* The exercise
Omit every picture, then give all the entries again exactly.
===== Data to use
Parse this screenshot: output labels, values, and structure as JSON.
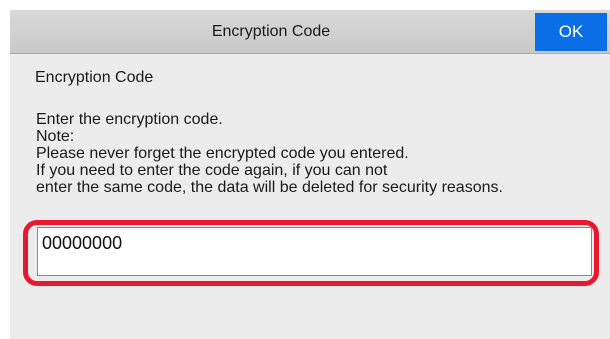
{
  "header": {
    "title": "Encryption Code",
    "ok_label": "OK"
  },
  "content": {
    "section_label": "Encryption Code",
    "instructions": [
      "Enter the encryption code.",
      "Note:",
      "Please never forget the encrypted code you entered.",
      "If you need to enter the code again,  if you can not",
      "enter the same code, the data will be deleted for security reasons."
    ],
    "code_input": {
      "value": "00000000"
    }
  },
  "colors": {
    "ok_button": "#0a6fe6",
    "highlight": "#e8182d",
    "background": "#ececec"
  }
}
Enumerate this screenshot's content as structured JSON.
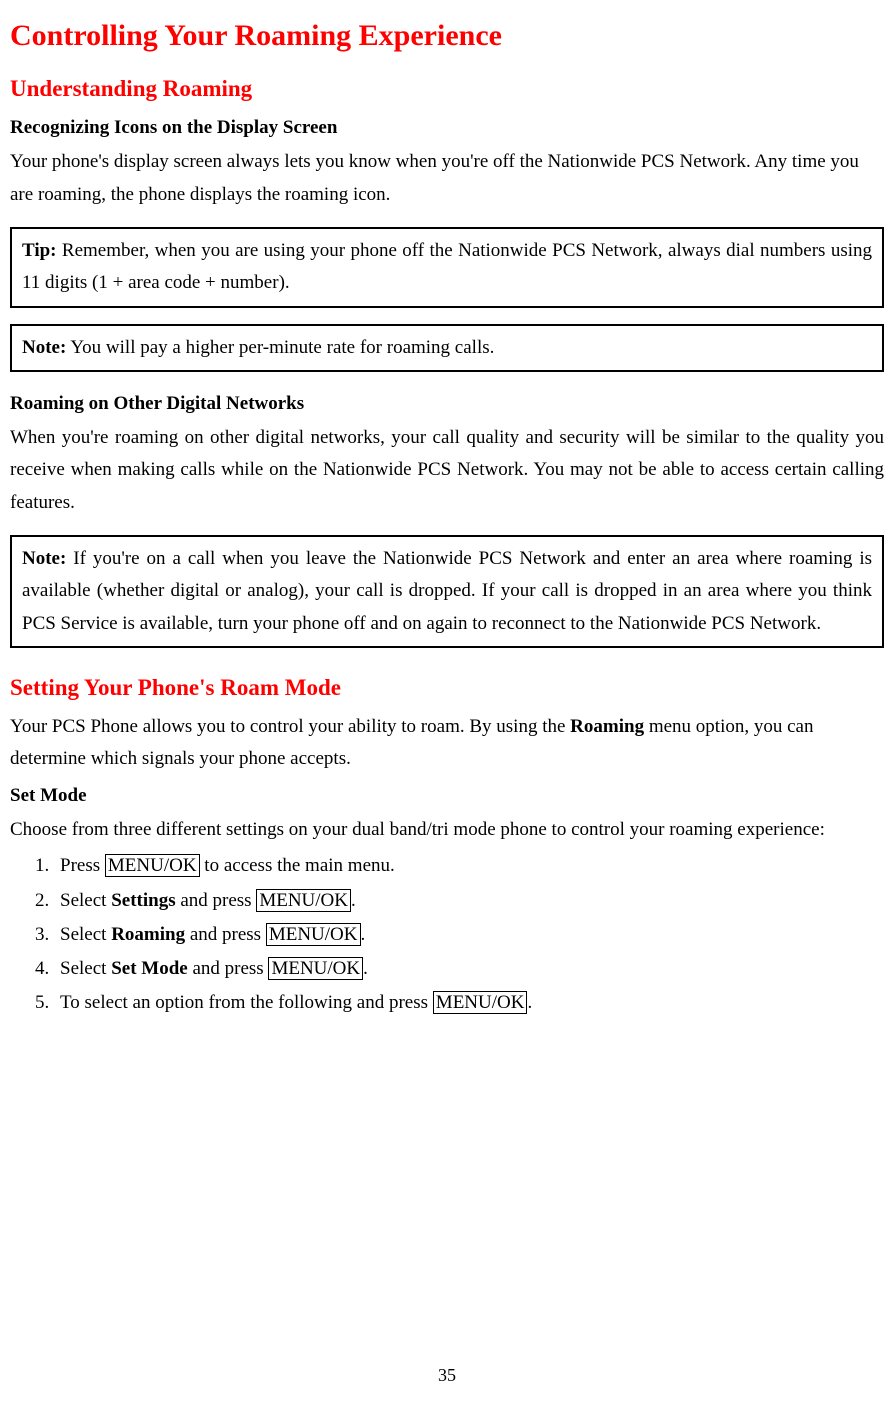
{
  "title": "Controlling Your Roaming Experience",
  "section1": {
    "heading": "Understanding Roaming",
    "sub1_heading": "Recognizing Icons on the Display Screen",
    "sub1_para": "Your phone's display screen always lets you know when you're off the Nationwide PCS Network. Any time you are roaming, the phone displays the roaming icon.",
    "tip_label": "Tip:",
    "tip_text": " Remember, when you are using your phone off the Nationwide PCS Network, always dial numbers using 11 digits (1 + area code + number).",
    "note1_label": "Note:",
    "note1_text": " You will pay a higher per-minute rate for roaming calls.",
    "sub2_heading": "Roaming on Other Digital Networks",
    "sub2_para": "When you're roaming on other digital networks, your call quality and security will be similar to the quality you receive when making calls while on the Nationwide PCS Network. You may not be able to access certain calling features.",
    "note2_label": "Note:",
    "note2_text": " If you're on a call when you leave the Nationwide PCS Network and enter an area where roaming is available (whether digital or analog), your call is dropped. If your call is dropped in an area where you think PCS Service is available, turn your phone off and on again to reconnect to the Nationwide PCS Network."
  },
  "section2": {
    "heading": "Setting Your Phone's Roam Mode",
    "para_pre": "Your PCS Phone allows you to control your ability to roam. By using the ",
    "para_bold": "Roaming",
    "para_post": " menu option, you can determine which signals your phone accepts.",
    "sub_heading": "Set Mode",
    "sub_para": "Choose from three different settings on your dual band/tri mode phone to control your roaming experience:",
    "steps": {
      "s1_pre": "Press ",
      "s1_key": "MENU/OK",
      "s1_post": " to access the main menu.",
      "s2_pre": "Select ",
      "s2_bold": "Settings",
      "s2_mid": " and press ",
      "s2_key": "MENU/OK",
      "s2_post": ".",
      "s3_pre": "Select ",
      "s3_bold": "Roaming",
      "s3_mid": " and press ",
      "s3_key": "MENU/OK",
      "s3_post": ".",
      "s4_pre": "Select ",
      "s4_bold": "Set Mode",
      "s4_mid": " and press ",
      "s4_key": "MENU/OK",
      "s4_post": ".",
      "s5_pre": "To select an option from the following and press ",
      "s5_key": "MENU/OK",
      "s5_post": "."
    }
  },
  "page_number": "35"
}
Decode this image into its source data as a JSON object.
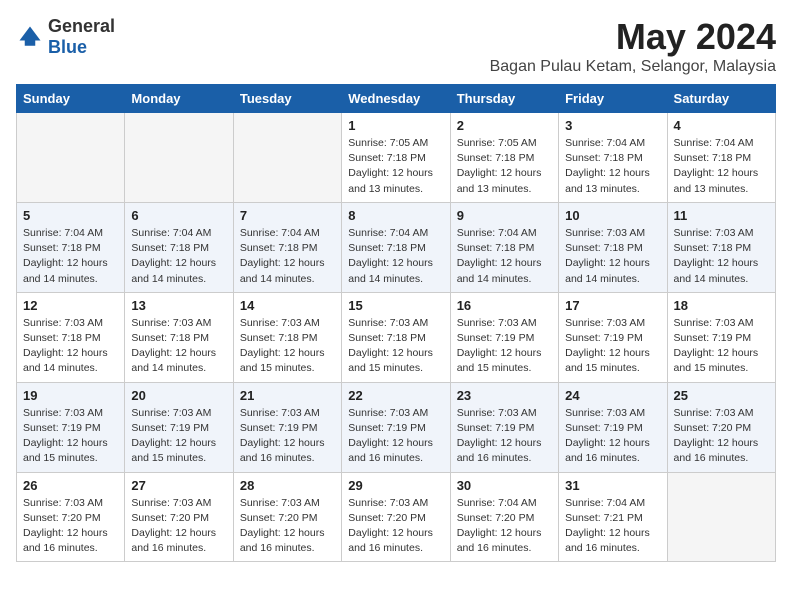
==========
* Final answer
Parse this screenshot: output labels, values, and structure as JSON.
{
  "header": {
    "title": "Encryption Code",
    "ok_label": "OK"
  },
  "content": {
    "section_label": "Encryption Code",
    "instructions": [
      "Enter the encryption code.",
      "Note:",
      "Please never forget the encrypted code you entered.",
      "If you need to enter the code again,  if you can not",
      "enter the same code, the data will be deleted for security reasons."
    ],
    "code_input": {
      "value": "00000000"
    }
  },
  "colors": {
    "ok_button": "#0a6fe6",
    "highlight": "#e8182d",
    "background": "#ececec"
  }
}
Enumerate this screenshot's content as structured JSON.
{
  "title": "Controlling Your Roaming Experience",
  "section1": {
    "heading": "Understanding Roaming",
    "sub1_heading": "Recognizing Icons on the Display Screen",
    "sub1_para": "Your phone's display screen always lets you know when you're off the Nationwide PCS Network. Any time you are roaming, the phone displays the roaming icon.",
    "tip_label": "Tip:",
    "tip_text": " Remember, when you are using your phone off the Nationwide PCS Network, always dial numbers using 11 digits (1 + area code + number).",
    "note1_label": "Note:",
    "note1_text": " You will pay a higher per-minute rate for roaming calls.",
    "sub2_heading": "Roaming on Other Digital Networks",
    "sub2_para": "When you're roaming on other digital networks, your call quality and security will be similar to the quality you receive when making calls while on the Nationwide PCS Network. You may not be able to access certain calling features.",
    "note2_label": "Note:",
    "note2_text": " If you're on a call when you leave the Nationwide PCS Network and enter an area where roaming is available (whether digital or analog), your call is dropped. If your call is dropped in an area where you think PCS Service is available, turn your phone off and on again to reconnect to the Nationwide PCS Network."
  },
  "section2": {
    "heading": "Setting Your Phone's Roam Mode",
    "para_pre": "Your PCS Phone allows you to control your ability to roam. By using the ",
    "para_bold": "Roaming",
    "para_post": " menu option, you can determine which signals your phone accepts.",
    "sub_heading": "Set Mode",
    "sub_para": "Choose from three different settings on your dual band/tri mode phone to control your roaming experience:",
    "steps": {
      "s1_pre": "Press ",
      "s1_key": "MENU/OK",
      "s1_post": " to access the main menu.",
      "s2_pre": "Select ",
      "s2_bold": "Settings",
      "s2_mid": " and press ",
      "s2_key": "MENU/OK",
      "s2_post": ".",
      "s3_pre": "Select ",
      "s3_bold": "Roaming",
      "s3_mid": " and press ",
      "s3_key": "MENU/OK",
      "s3_post": ".",
      "s4_pre": "Select ",
      "s4_bold": "Set Mode",
      "s4_mid": " and press ",
      "s4_key": "MENU/OK",
      "s4_post": ".",
      "s5_pre": "To select an option from the following and press ",
      "s5_key": "MENU/OK",
      "s5_post": "."
    }
  },
  "page_number": "35"
}
Decode this image into its source data as a JSON object.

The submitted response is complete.